[EXERCISE REQUIREMENTS]: Find and copy lines holding "朝花夕拾".

[INFORMATION GIVEN]:

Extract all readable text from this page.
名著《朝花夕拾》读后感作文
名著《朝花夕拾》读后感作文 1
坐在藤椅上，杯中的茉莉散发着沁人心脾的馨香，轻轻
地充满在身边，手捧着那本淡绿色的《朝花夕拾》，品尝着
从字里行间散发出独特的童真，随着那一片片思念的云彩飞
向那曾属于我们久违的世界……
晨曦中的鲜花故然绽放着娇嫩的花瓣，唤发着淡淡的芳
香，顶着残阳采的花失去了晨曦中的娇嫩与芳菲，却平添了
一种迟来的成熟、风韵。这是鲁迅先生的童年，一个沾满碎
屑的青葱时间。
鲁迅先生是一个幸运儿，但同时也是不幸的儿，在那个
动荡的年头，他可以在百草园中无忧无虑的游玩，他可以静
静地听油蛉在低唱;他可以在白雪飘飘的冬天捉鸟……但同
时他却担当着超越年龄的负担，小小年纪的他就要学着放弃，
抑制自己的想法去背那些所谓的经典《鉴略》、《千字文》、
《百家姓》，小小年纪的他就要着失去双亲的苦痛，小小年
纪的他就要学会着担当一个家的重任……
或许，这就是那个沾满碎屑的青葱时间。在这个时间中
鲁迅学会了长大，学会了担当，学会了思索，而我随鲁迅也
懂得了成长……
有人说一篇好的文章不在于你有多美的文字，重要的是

[REPLY]:
名著《朝花夕拾》读后感作文
名著《朝花夕拾》读后感作文 1
地充满在身边，手捧着那本淡绿色的《朝花夕拾》，品尝着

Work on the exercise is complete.